> **DATA PROVIDED**:
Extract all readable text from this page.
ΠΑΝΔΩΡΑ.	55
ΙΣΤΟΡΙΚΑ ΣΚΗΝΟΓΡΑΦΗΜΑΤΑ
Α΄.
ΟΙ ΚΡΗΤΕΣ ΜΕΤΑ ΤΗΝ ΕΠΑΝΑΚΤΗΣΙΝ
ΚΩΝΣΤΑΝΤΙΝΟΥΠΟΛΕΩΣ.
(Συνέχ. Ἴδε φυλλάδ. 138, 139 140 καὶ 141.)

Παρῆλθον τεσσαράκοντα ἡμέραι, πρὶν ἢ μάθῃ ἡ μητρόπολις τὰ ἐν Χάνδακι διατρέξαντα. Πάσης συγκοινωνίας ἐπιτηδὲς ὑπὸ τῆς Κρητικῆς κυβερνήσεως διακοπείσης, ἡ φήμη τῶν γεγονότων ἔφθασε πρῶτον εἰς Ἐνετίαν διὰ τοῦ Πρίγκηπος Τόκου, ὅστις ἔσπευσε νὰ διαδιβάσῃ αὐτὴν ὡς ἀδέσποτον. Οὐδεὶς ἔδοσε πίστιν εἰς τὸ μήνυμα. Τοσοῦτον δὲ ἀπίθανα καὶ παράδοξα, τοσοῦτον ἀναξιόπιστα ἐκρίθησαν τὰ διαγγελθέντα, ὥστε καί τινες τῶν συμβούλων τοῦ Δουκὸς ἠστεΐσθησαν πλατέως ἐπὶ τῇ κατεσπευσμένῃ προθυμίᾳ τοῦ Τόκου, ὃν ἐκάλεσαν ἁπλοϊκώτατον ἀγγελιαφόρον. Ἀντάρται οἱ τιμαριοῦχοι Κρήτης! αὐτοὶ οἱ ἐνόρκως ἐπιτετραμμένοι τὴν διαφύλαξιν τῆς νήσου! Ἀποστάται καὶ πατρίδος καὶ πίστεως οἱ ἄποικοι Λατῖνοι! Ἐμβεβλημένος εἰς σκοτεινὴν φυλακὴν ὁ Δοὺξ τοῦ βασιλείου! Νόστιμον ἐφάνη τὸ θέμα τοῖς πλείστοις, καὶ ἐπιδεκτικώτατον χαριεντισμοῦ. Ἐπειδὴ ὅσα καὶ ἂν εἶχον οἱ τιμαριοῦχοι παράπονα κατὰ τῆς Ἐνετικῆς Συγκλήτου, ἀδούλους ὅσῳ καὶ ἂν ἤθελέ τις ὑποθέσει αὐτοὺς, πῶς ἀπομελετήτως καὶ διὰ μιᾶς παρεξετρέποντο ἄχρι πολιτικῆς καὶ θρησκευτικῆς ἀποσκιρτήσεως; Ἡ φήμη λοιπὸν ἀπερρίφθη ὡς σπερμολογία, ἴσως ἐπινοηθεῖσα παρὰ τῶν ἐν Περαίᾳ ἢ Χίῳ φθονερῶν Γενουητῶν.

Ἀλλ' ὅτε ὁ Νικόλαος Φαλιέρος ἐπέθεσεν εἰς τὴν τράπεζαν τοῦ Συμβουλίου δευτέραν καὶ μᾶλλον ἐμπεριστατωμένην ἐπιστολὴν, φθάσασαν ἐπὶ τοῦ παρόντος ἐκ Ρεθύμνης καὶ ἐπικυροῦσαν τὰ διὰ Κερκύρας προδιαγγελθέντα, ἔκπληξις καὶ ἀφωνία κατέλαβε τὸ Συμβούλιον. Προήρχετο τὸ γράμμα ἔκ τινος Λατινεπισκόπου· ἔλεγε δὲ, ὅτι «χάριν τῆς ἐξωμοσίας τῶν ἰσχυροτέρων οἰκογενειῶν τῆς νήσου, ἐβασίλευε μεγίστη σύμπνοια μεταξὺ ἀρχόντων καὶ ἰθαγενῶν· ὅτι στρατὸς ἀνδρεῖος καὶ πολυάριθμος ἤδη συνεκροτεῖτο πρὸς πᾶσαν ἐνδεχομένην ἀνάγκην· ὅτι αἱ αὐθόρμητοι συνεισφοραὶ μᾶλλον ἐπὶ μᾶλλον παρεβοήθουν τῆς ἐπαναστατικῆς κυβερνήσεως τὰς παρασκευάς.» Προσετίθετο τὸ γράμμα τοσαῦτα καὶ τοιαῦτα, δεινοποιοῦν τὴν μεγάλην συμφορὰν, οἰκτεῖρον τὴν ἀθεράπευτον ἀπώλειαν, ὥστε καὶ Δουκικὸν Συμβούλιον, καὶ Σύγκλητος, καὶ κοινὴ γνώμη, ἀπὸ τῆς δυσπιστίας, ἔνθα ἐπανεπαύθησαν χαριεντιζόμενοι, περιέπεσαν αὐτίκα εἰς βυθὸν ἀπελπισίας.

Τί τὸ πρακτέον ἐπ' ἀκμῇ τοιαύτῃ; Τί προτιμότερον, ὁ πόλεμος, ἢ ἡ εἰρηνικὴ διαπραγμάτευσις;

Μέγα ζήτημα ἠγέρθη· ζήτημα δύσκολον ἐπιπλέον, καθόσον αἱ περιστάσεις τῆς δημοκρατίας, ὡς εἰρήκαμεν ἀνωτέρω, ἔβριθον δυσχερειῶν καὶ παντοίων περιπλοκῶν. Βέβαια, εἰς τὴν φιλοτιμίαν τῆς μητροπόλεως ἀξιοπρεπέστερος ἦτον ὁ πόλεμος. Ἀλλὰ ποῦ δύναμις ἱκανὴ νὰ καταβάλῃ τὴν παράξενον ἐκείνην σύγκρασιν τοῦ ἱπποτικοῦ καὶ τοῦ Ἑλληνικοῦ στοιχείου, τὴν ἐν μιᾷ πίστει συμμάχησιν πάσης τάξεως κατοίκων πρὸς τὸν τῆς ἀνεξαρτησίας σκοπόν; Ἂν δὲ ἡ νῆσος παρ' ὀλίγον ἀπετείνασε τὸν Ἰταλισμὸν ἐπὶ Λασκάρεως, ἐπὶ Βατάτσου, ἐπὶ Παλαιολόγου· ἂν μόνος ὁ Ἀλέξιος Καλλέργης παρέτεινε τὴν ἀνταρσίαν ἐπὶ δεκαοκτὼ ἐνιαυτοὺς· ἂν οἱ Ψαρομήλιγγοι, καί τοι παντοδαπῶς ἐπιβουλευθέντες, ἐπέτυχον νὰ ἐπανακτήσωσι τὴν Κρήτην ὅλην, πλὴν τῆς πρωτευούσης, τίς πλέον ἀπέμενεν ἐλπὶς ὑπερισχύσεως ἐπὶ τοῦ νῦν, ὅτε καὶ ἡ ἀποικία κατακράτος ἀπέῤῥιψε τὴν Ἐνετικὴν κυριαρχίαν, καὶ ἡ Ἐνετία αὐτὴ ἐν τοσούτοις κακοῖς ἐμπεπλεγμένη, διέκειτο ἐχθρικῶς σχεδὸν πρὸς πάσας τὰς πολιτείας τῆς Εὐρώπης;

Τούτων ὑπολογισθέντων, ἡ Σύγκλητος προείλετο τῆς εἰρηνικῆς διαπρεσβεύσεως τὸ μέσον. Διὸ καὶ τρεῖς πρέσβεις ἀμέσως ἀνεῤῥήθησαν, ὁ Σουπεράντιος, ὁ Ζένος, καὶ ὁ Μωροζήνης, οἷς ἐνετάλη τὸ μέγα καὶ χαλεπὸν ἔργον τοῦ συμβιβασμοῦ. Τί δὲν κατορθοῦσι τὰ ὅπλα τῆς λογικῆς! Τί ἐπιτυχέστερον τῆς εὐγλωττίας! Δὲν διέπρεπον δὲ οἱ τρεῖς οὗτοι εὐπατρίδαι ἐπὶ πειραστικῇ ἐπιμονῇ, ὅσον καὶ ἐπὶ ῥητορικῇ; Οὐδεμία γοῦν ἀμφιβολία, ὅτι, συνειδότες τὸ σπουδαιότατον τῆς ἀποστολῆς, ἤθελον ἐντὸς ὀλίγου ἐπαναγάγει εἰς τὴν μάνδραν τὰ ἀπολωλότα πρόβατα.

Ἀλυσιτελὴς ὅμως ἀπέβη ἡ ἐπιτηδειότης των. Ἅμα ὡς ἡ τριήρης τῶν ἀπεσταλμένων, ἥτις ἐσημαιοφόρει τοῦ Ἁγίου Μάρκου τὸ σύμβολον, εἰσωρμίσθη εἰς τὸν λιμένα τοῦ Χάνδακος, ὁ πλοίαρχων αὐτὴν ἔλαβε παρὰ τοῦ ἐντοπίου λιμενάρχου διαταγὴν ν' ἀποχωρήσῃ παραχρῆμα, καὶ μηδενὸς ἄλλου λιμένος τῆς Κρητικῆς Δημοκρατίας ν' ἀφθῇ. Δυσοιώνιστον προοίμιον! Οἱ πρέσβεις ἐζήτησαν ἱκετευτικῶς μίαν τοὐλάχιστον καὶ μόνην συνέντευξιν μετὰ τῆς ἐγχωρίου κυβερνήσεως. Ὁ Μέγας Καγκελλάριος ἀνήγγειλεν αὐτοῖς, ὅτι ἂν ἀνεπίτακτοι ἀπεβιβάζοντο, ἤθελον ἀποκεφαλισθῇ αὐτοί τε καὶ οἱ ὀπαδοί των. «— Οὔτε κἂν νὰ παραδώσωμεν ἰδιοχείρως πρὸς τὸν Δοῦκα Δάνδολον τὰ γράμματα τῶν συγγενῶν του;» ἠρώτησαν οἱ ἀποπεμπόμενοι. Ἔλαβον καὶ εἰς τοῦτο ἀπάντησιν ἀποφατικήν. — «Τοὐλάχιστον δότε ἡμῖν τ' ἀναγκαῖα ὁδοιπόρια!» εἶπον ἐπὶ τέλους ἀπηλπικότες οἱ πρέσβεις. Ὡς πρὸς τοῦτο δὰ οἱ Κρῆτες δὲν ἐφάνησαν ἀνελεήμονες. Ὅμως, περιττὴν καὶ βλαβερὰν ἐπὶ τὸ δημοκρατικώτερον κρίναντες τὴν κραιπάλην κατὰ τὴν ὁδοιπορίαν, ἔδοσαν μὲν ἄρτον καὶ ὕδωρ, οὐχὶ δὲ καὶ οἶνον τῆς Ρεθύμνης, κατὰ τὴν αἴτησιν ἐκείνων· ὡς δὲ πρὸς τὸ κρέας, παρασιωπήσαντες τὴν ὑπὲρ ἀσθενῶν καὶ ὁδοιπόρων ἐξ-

> **DIRECTIONS FOR THIS TASK**: Of all the lines in the material above, how many contain the word "Σύγκλητος"? Give only the count.

> **SOLVED PROBLEM**: 2